Task:
Copy every record below, exactly as written.

[begin Entries supplied]

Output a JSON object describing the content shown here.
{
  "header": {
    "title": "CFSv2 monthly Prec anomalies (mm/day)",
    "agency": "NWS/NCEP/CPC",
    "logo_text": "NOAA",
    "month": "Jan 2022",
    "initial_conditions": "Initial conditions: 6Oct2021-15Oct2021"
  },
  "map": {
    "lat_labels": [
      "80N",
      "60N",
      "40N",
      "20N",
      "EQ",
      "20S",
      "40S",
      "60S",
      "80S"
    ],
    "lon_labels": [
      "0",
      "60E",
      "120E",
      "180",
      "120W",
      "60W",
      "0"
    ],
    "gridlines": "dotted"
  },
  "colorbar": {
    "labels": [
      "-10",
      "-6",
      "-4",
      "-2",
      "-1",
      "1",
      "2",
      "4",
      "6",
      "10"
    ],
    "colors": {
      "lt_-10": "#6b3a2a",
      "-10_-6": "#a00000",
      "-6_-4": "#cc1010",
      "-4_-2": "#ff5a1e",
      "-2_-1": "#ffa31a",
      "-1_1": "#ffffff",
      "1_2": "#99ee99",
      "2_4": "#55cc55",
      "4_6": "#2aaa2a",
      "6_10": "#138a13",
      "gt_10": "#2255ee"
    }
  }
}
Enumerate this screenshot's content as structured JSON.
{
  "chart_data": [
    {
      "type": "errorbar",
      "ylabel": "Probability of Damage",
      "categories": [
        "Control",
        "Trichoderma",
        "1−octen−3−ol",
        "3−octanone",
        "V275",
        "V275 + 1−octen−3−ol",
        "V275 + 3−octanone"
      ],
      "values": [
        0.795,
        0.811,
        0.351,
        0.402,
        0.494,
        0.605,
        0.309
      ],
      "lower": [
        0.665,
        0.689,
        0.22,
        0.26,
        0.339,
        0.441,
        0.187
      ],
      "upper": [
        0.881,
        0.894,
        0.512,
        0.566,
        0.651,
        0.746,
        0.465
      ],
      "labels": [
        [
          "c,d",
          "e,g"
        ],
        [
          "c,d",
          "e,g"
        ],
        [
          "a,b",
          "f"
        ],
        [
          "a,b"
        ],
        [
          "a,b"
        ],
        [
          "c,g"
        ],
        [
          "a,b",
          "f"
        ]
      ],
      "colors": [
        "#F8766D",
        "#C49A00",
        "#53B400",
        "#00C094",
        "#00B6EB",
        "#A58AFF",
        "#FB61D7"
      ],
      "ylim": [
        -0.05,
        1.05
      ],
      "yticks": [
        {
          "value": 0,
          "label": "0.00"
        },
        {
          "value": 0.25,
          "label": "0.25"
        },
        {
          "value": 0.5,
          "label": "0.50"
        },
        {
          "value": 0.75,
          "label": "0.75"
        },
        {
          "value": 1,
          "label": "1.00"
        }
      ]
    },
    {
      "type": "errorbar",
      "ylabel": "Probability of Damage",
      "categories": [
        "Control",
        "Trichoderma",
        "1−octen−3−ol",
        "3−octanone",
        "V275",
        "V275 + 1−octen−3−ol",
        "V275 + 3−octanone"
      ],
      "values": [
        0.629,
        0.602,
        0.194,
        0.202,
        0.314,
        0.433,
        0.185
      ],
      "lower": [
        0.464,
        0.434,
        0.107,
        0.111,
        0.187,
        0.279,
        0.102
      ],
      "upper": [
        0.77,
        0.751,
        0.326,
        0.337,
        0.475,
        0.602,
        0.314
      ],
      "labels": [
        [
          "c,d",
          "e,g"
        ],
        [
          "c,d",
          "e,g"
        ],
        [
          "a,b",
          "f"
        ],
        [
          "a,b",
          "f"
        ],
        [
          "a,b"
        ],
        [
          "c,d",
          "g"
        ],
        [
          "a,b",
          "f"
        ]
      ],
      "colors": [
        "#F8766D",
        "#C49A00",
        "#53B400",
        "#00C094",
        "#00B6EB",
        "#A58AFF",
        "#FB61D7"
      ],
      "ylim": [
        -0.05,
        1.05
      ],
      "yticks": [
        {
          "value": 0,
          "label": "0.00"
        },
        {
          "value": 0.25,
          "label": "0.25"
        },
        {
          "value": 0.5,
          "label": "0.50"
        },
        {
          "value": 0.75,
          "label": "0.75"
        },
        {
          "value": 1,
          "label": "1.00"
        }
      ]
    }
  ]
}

[end Entries supplied]

Exercise result:
Output a JSON object describing the content shown here.
{
  "header": {
    "title": "CFSv2 monthly Prec anomalies (mm/day)",
    "agency": "NWS/NCEP/CPC",
    "logo_text": "NOAA",
    "month": "Jan 2022",
    "initial_conditions": "Initial conditions: 6Oct2021-15Oct2021"
  },
  "map": {
    "lat_labels": [
      "80N",
      "60N",
      "40N",
      "20N",
      "EQ",
      "20S",
      "40S",
      "60S",
      "80S"
    ],
    "lon_labels": [
      "0",
      "60E",
      "120E",
      "180",
      "120W",
      "60W",
      "0"
    ],
    "gridlines": "dotted"
  },
  "colorbar": {
    "labels": [
      "-10",
      "-6",
      "-4",
      "-2",
      "-1",
      "1",
      "2",
      "4",
      "6",
      "10"
    ],
    "colors": {
      "lt_-10": "#6b3a2a",
      "-10_-6": "#a00000",
      "-6_-4": "#cc1010",
      "-4_-2": "#ff5a1e",
      "-2_-1": "#ffa31a",
      "-1_1": "#ffffff",
      "1_2": "#99ee99",
      "2_4": "#55cc55",
      "4_6": "#2aaa2a",
      "6_10": "#138a13",
      "gt_10": "#2255ee"
    }
  }
}
Enumerate this screenshot's content as structured JSON.
{
  "chart_data": [
    {
      "type": "errorbar",
      "ylabel": "Probability of Damage",
      "categories": [
        "Control",
        "Trichoderma",
        "1−octen−3−ol",
        "3−octanone",
        "V275",
        "V275 + 1−octen−3−ol",
        "V275 + 3−octanone"
      ],
      "values": [
        0.795,
        0.811,
        0.351,
        0.402,
        0.494,
        0.605,
        0.309
      ],
      "lower": [
        0.665,
        0.689,
        0.22,
        0.26,
        0.339,
        0.441,
        0.187
      ],
      "upper": [
        0.881,
        0.894,
        0.512,
        0.566,
        0.651,
        0.746,
        0.465
      ],
      "labels": [
        [
          "c,d",
          "e,g"
        ],
        [
          "c,d",
          "e,g"
        ],
        [
          "a,b",
          "f"
        ],
        [
          "a,b"
        ],
        [
          "a,b"
        ],
        [
          "c,g"
        ],
        [
          "a,b",
          "f"
        ]
      ],
      "colors": [
        "#F8766D",
        "#C49A00",
        "#53B400",
        "#00C094",
        "#00B6EB",
        "#A58AFF",
        "#FB61D7"
      ],
      "ylim": [
        -0.05,
        1.05
      ],
      "yticks": [
        {
          "value": 0,
          "label": "0.00"
        },
        {
          "value": 0.25,
          "label": "0.25"
        },
        {
          "value": 0.5,
          "label": "0.50"
        },
        {
          "value": 0.75,
          "label": "0.75"
        },
        {
          "value": 1,
          "label": "1.00"
        }
      ]
    },
    {
      "type": "errorbar",
      "ylabel": "Probability of Damage",
      "categories": [
        "Control",
        "Trichoderma",
        "1−octen−3−ol",
        "3−octanone",
        "V275",
        "V275 + 1−octen−3−ol",
        "V275 + 3−octanone"
      ],
      "values": [
        0.629,
        0.602,
        0.194,
        0.202,
        0.314,
        0.433,
        0.185
      ],
      "lower": [
        0.464,
        0.434,
        0.107,
        0.111,
        0.187,
        0.279,
        0.102
      ],
      "upper": [
        0.77,
        0.751,
        0.326,
        0.337,
        0.475,
        0.602,
        0.314
      ],
      "labels": [
        [
          "c,d",
          "e,g"
        ],
        [
          "c,d",
          "e,g"
        ],
        [
          "a,b",
          "f"
        ],
        [
          "a,b",
          "f"
        ],
        [
          "a,b"
        ],
        [
          "c,d",
          "g"
        ],
        [
          "a,b",
          "f"
        ]
      ],
      "colors": [
        "#F8766D",
        "#C49A00",
        "#53B400",
        "#00C094",
        "#00B6EB",
        "#A58AFF",
        "#FB61D7"
      ],
      "ylim": [
        -0.05,
        1.05
      ],
      "yticks": [
        {
          "value": 0,
          "label": "0.00"
        },
        {
          "value": 0.25,
          "label": "0.25"
        },
        {
          "value": 0.5,
          "label": "0.50"
        },
        {
          "value": 0.75,
          "label": "0.75"
        },
        {
          "value": 1,
          "label": "1.00"
        }
      ]
    }
  ]
}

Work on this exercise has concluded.